● Problem to work on:
Give only a count of the lines that include the string "icon".

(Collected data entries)

◇ ◇ ◇

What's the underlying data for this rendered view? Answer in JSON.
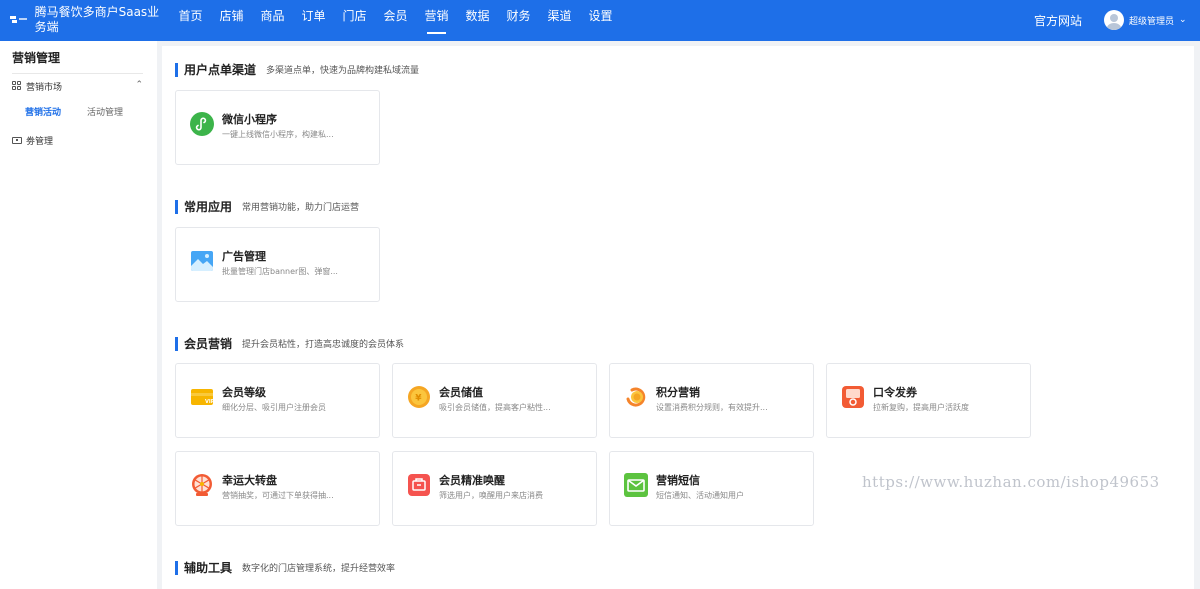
{
  "header": {
    "brand": "腾马餐饮多商户Saas业务端",
    "nav": [
      "首页",
      "店铺",
      "商品",
      "订单",
      "门店",
      "会员",
      "营销",
      "数据",
      "财务",
      "渠道",
      "设置"
    ],
    "active_nav": "营销",
    "site_link": "官方网站",
    "user_name": "超级管理员",
    "accent": "#1e6fe8"
  },
  "sidebar": {
    "title": "营销管理",
    "groups": [
      {
        "label": "营销市场",
        "icon": "grid-icon",
        "expanded": true
      },
      {
        "label": "劵管理",
        "icon": "ticket-icon"
      }
    ],
    "sub_items": [
      {
        "label": "营销活动",
        "active": true
      },
      {
        "label": "活动管理",
        "active": false
      }
    ]
  },
  "sections": [
    {
      "title": "用户点单渠道",
      "desc": "多渠道点单，快速为品牌构建私域流量",
      "cards": [
        {
          "name": "微信小程序",
          "desc": "一键上线微信小程序，构建私...",
          "icon": "wechat-miniprogram-icon"
        }
      ]
    },
    {
      "title": "常用应用",
      "desc": "常用营销功能，助力门店运营",
      "cards": [
        {
          "name": "广告管理",
          "desc": "批量管理门店banner图、弹窗...",
          "icon": "advertisement-icon"
        }
      ]
    },
    {
      "title": "会员营销",
      "desc": "提升会员粘性，打造高忠诚度的会员体系",
      "cards": [
        {
          "name": "会员等级",
          "desc": "细化分层、吸引用户注册会员",
          "icon": "vip-card-icon"
        },
        {
          "name": "会员储值",
          "desc": "吸引会员储值，提高客户粘性...",
          "icon": "coin-icon"
        },
        {
          "name": "积分营销",
          "desc": "设置消费积分规则，有效提升...",
          "icon": "points-icon"
        },
        {
          "name": "口令发券",
          "desc": "拉新复购，提高用户活跃度",
          "icon": "coupon-password-icon"
        },
        {
          "name": "幸运大转盘",
          "desc": "营销抽奖，可通过下单获得抽...",
          "icon": "lucky-wheel-icon"
        },
        {
          "name": "会员精准唤醒",
          "desc": "筛选用户，唤醒用户来店消费",
          "icon": "member-wakeup-icon"
        },
        {
          "name": "营销短信",
          "desc": "短信通知、活动通知用户",
          "icon": "sms-icon"
        }
      ]
    },
    {
      "title": "辅助工具",
      "desc": "数字化的门店管理系统，提升经营效率",
      "cards": []
    }
  ],
  "watermark": "https://www.huzhan.com/ishop49653"
}
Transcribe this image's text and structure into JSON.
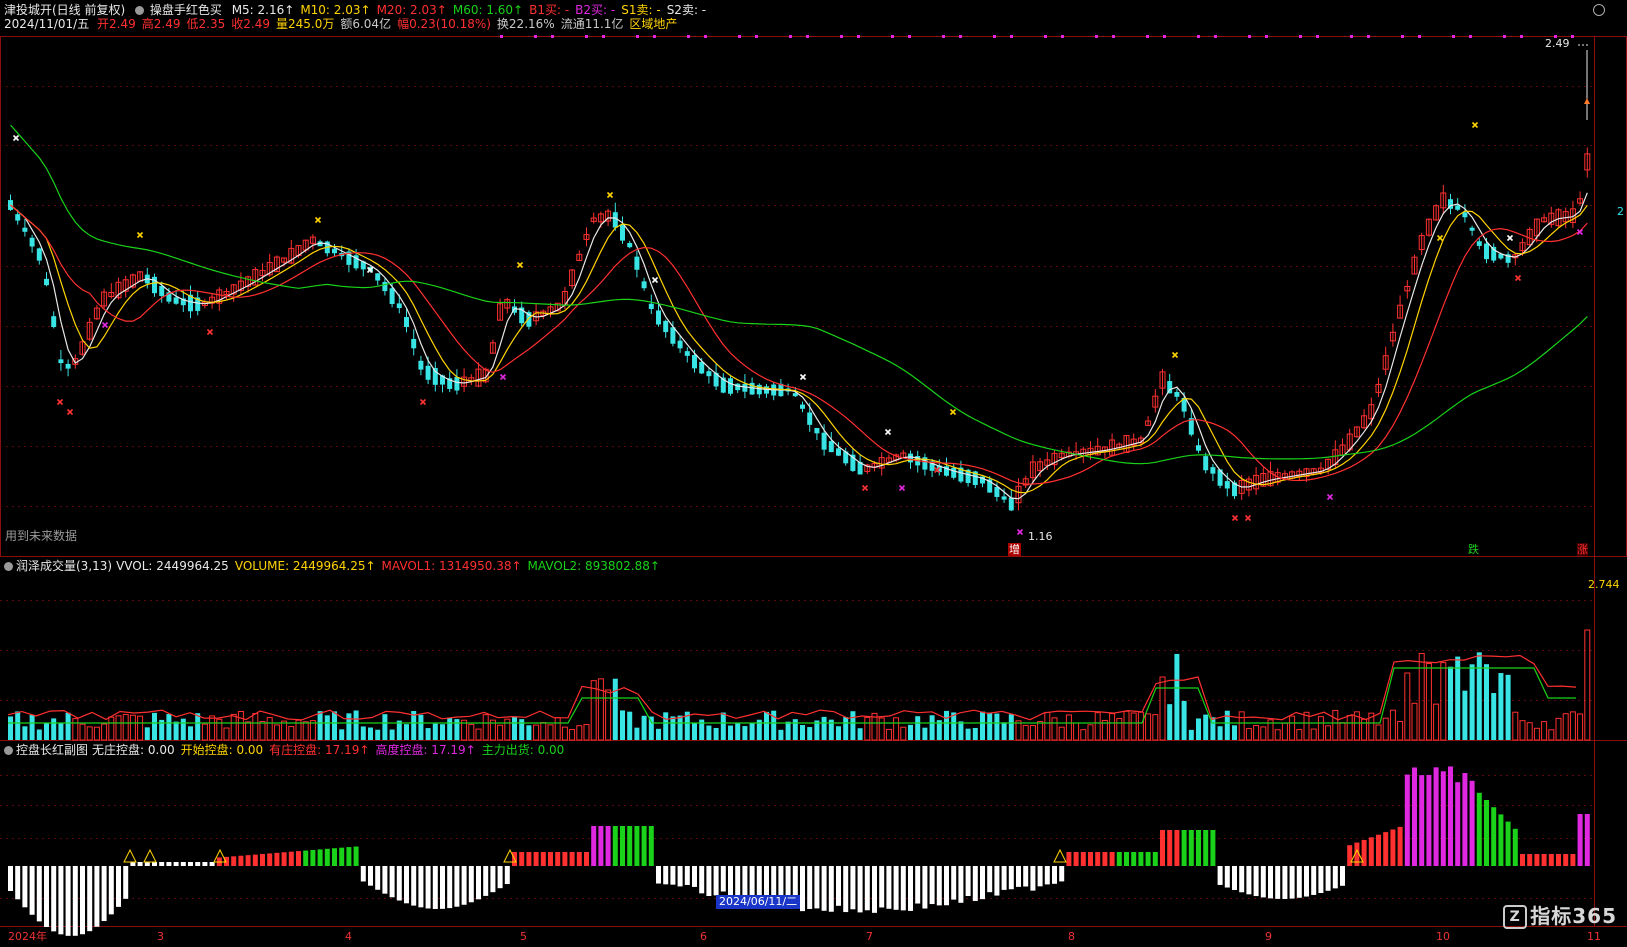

◇ ◇ ◇

● Result for this task:
11